INPUT FOR THIS TASK.
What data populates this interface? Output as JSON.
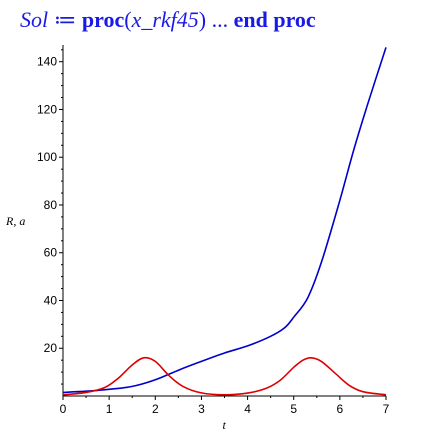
{
  "header": {
    "sol": "Sol",
    "assign": "≔",
    "proc": "proc",
    "open_paren": "(",
    "arg": "x_rkf45",
    "close_paren": ")",
    "ellipsis": "...",
    "end_proc": "end proc"
  },
  "chart_data": {
    "type": "line",
    "xlabel": "t",
    "ylabel": "R, a",
    "xlim": [
      0,
      7
    ],
    "ylim": [
      0,
      147
    ],
    "xticks": [
      0,
      1,
      2,
      3,
      4,
      5,
      6,
      7
    ],
    "yticks": [
      20,
      40,
      60,
      80,
      100,
      120,
      140
    ],
    "grid": false,
    "series": [
      {
        "color": "#0000cc",
        "x": [
          0,
          0.5,
          1,
          1.5,
          2,
          2.5,
          3,
          3.5,
          4,
          4.5,
          4.8,
          5,
          5.3,
          5.6,
          6,
          6.3,
          6.6,
          7
        ],
        "y": [
          1.5,
          2,
          2.8,
          4,
          6.8,
          10.8,
          14.5,
          18,
          21,
          25,
          28.5,
          33,
          41,
          56,
          82,
          103,
          122,
          146
        ]
      },
      {
        "color": "#dd0000",
        "x": [
          0,
          0.5,
          0.9,
          1.2,
          1.5,
          1.75,
          2,
          2.3,
          2.6,
          3,
          3.5,
          4,
          4.4,
          4.7,
          5,
          5.2,
          5.38,
          5.6,
          5.9,
          6.2,
          6.5,
          7
        ],
        "y": [
          0.5,
          1.5,
          3.5,
          7.5,
          13,
          16,
          14.5,
          8.5,
          4,
          1.3,
          0.5,
          1.2,
          3.2,
          6.5,
          12,
          15,
          16,
          14.5,
          9.5,
          4.5,
          1.8,
          0.5
        ]
      }
    ]
  }
}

SET EXERCISE.
Leave out the pictures and restate everything else word for word.

REPLY TO THE EXERCISE.
What data populates this interface? Output as JSON.
{
  "header": {
    "sol": "Sol",
    "assign": "≔",
    "proc": "proc",
    "open_paren": "(",
    "arg": "x_rkf45",
    "close_paren": ")",
    "ellipsis": "...",
    "end_proc": "end proc"
  },
  "chart_data": {
    "type": "line",
    "xlabel": "t",
    "ylabel": "R, a",
    "xlim": [
      0,
      7
    ],
    "ylim": [
      0,
      147
    ],
    "xticks": [
      0,
      1,
      2,
      3,
      4,
      5,
      6,
      7
    ],
    "yticks": [
      20,
      40,
      60,
      80,
      100,
      120,
      140
    ],
    "grid": false,
    "series": [
      {
        "color": "#0000cc",
        "x": [
          0,
          0.5,
          1,
          1.5,
          2,
          2.5,
          3,
          3.5,
          4,
          4.5,
          4.8,
          5,
          5.3,
          5.6,
          6,
          6.3,
          6.6,
          7
        ],
        "y": [
          1.5,
          2,
          2.8,
          4,
          6.8,
          10.8,
          14.5,
          18,
          21,
          25,
          28.5,
          33,
          41,
          56,
          82,
          103,
          122,
          146
        ]
      },
      {
        "color": "#dd0000",
        "x": [
          0,
          0.5,
          0.9,
          1.2,
          1.5,
          1.75,
          2,
          2.3,
          2.6,
          3,
          3.5,
          4,
          4.4,
          4.7,
          5,
          5.2,
          5.38,
          5.6,
          5.9,
          6.2,
          6.5,
          7
        ],
        "y": [
          0.5,
          1.5,
          3.5,
          7.5,
          13,
          16,
          14.5,
          8.5,
          4,
          1.3,
          0.5,
          1.2,
          3.2,
          6.5,
          12,
          15,
          16,
          14.5,
          9.5,
          4.5,
          1.8,
          0.5
        ]
      }
    ]
  }
}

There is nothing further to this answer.